Exercise task =>
Output the lines that follow exactly as they are.

Data excerpts =>
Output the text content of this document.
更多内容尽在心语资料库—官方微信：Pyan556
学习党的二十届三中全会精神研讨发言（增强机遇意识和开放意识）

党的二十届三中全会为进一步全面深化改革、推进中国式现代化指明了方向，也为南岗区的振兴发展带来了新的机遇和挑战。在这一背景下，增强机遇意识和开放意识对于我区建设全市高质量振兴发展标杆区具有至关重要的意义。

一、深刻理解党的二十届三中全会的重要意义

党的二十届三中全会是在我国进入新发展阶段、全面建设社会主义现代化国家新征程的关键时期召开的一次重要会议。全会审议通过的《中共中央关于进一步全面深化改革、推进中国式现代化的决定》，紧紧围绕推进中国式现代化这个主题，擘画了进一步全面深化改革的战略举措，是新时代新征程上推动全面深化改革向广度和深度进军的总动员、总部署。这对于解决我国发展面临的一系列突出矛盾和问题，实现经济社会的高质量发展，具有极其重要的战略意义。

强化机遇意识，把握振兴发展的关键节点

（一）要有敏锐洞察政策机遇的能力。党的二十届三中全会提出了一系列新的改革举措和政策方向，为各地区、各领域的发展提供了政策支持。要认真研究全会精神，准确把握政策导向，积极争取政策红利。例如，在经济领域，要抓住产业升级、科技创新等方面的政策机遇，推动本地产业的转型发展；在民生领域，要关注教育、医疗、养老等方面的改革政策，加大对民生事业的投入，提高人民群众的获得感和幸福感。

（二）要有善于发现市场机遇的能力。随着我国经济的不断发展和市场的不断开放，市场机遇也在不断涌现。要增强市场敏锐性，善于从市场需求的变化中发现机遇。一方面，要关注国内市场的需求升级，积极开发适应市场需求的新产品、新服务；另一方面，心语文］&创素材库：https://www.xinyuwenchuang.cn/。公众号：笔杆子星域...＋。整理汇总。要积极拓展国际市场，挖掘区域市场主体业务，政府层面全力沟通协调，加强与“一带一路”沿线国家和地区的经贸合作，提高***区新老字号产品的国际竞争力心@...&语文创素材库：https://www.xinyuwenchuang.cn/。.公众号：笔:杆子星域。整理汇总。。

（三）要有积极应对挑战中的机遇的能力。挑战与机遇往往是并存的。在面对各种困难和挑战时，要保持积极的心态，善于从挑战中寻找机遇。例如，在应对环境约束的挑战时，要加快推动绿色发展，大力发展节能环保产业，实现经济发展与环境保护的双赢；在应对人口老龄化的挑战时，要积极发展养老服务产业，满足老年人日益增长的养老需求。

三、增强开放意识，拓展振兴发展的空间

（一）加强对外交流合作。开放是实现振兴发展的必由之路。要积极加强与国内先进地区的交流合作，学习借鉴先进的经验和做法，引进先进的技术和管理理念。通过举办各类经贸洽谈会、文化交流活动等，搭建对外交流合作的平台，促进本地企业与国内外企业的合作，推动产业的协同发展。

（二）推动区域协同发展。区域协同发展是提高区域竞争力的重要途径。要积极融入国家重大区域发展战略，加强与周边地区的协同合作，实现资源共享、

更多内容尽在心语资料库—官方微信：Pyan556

The response =>
Output the text content of this document.
更多内容尽在心语资料库—官方微信：Pyan556
学习党的二十届三中全会精神研讨发言（增强机遇意识和开放意识）

党的二十届三中全会为进一步全面深化改革、推进中国式现代化指明了方向，也为南岗区的振兴发展带来了新的机遇和挑战。在这一背景下，增强机遇意识和开放意识对于我区建设全市高质量振兴发展标杆区具有至关重要的意义。

一、深刻理解党的二十届三中全会的重要意义

党的二十届三中全会是在我国进入新发展阶段、全面建设社会主义现代化国家新征程的关键时期召开的一次重要会议。全会审议通过的《中共中央关于进一步全面深化改革、推进中国式现代化的决定》，紧紧围绕推进中国式现代化这个主题，擘画了进一步全面深化改革的战略举措，是新时代新征程上推动全面深化改革向广度和深度进军的总动员、总部署。这对于解决我国发展面临的一系列突出矛盾和问题，实现经济社会的高质量发展，具有极其重要的战略意义。

强化机遇意识，把握振兴发展的关键节点

（一）要有敏锐洞察政策机遇的能力。党的二十届三中全会提出了一系列新的改革举措和政策方向，为各地区、各领域的发展提供了政策支持。要认真研究全会精神，准确把握政策导向，积极争取政策红利。例如，在经济领域，要抓住产业升级、科技创新等方面的政策机遇，推动本地产业的转型发展；在民生领域，要关注教育、医疗、养老等方面的改革政策，加大对民生事业的投入，提高人民群众的获得感和幸福感。

（二）要有善于发现市场机遇的能力。随着我国经济的不断发展和市场的不断开放，市场机遇也在不断涌现。要增强市场敏锐性，善于从市场需求的变化中发现机遇。一方面，要关注国内市场的需求升级，积极开发适应市场需求的新产品、新服务；另一方面，心语文］&创素材库：https://www.xinyuwenchuang.cn/。公众号：笔杆子星域...＋。整理汇总。要积极拓展国际市场，挖掘区域市场主体业务，政府层面全力沟通协调，加强与“一带一路”沿线国家和地区的经贸合作，提高***区新老字号产品的国际竞争力心@...&语文创素材库：https://www.xinyuwenchuang.cn/。.公众号：笔:杆子星域。整理汇总。。

（三）要有积极应对挑战中的机遇的能力。挑战与机遇往往是并存的。在面对各种困难和挑战时，要保持积极的心态，善于从挑战中寻找机遇。例如，在应对环境约束的挑战时，要加快推动绿色发展，大力发展节能环保产业，实现经济发展与环境保护的双赢；在应对人口老龄化的挑战时，要积极发展养老服务产业，满足老年人日益增长的养老需求。

三、增强开放意识，拓展振兴发展的空间

（一）加强对外交流合作。开放是实现振兴发展的必由之路。要积极加强与国内先进地区的交流合作，学习借鉴先进的经验和做法，引进先进的技术和管理理念。通过举办各类经贸洽谈会、文化交流活动等，搭建对外交流合作的平台，促进本地企业与国内外企业的合作，推动产业的协同发展。

（二）推动区域协同发展。区域协同发展是提高区域竞争力的重要途径。要积极融入国家重大区域发展战略，加强与周边地区的协同合作，实现资源共享、

更多内容尽在心语资料库—官方微信：Pyan556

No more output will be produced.